Exercise directions:
Show all lines from the listing below that contain "Control".

══ The input ══

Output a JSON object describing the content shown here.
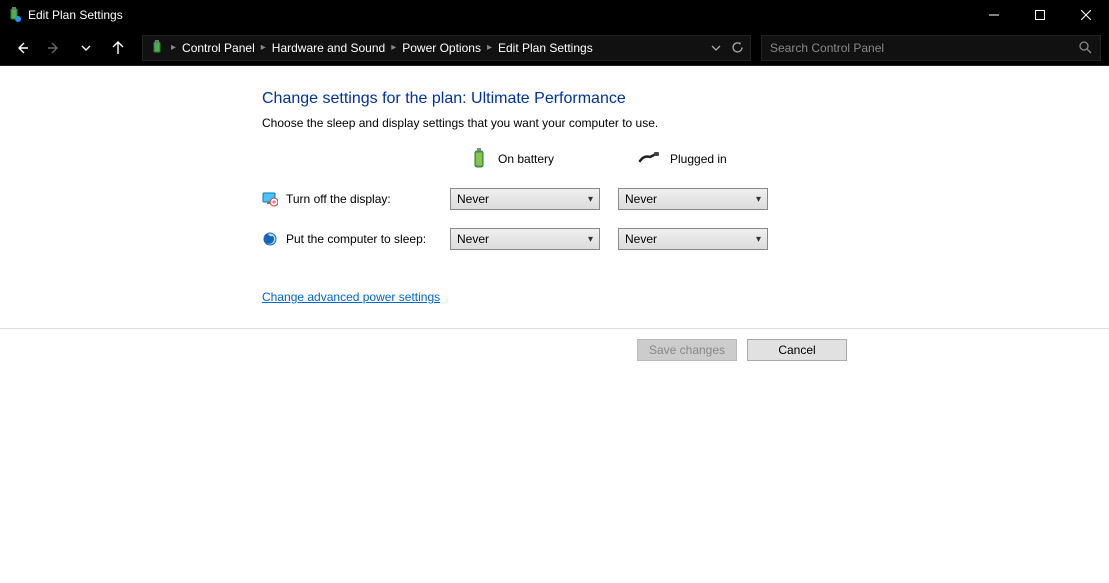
{
  "window": {
    "title": "Edit Plan Settings"
  },
  "breadcrumbs": {
    "items": [
      "Control Panel",
      "Hardware and Sound",
      "Power Options",
      "Edit Plan Settings"
    ]
  },
  "search": {
    "placeholder": "Search Control Panel"
  },
  "page": {
    "heading": "Change settings for the plan: Ultimate Performance",
    "subtitle": "Choose the sleep and display settings that you want your computer to use."
  },
  "columns": {
    "battery": "On battery",
    "plugged": "Plugged in"
  },
  "rows": {
    "display": {
      "label": "Turn off the display:",
      "battery": "Never",
      "plugged": "Never"
    },
    "sleep": {
      "label": "Put the computer to sleep:",
      "battery": "Never",
      "plugged": "Never"
    }
  },
  "links": {
    "advanced": "Change advanced power settings"
  },
  "buttons": {
    "save": "Save changes",
    "cancel": "Cancel"
  }
}
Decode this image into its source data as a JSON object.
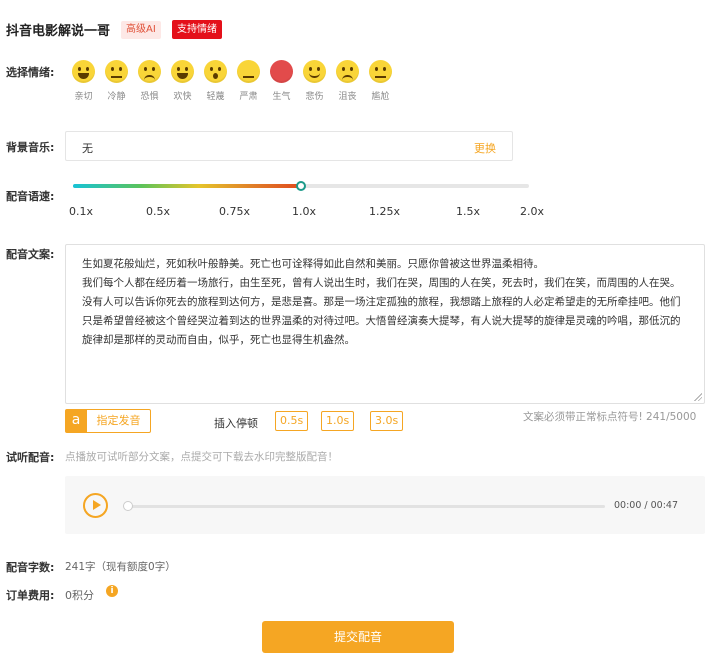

═══

Output of the task:
      "Control Panel",
    "placeholder": "Search Control Panel"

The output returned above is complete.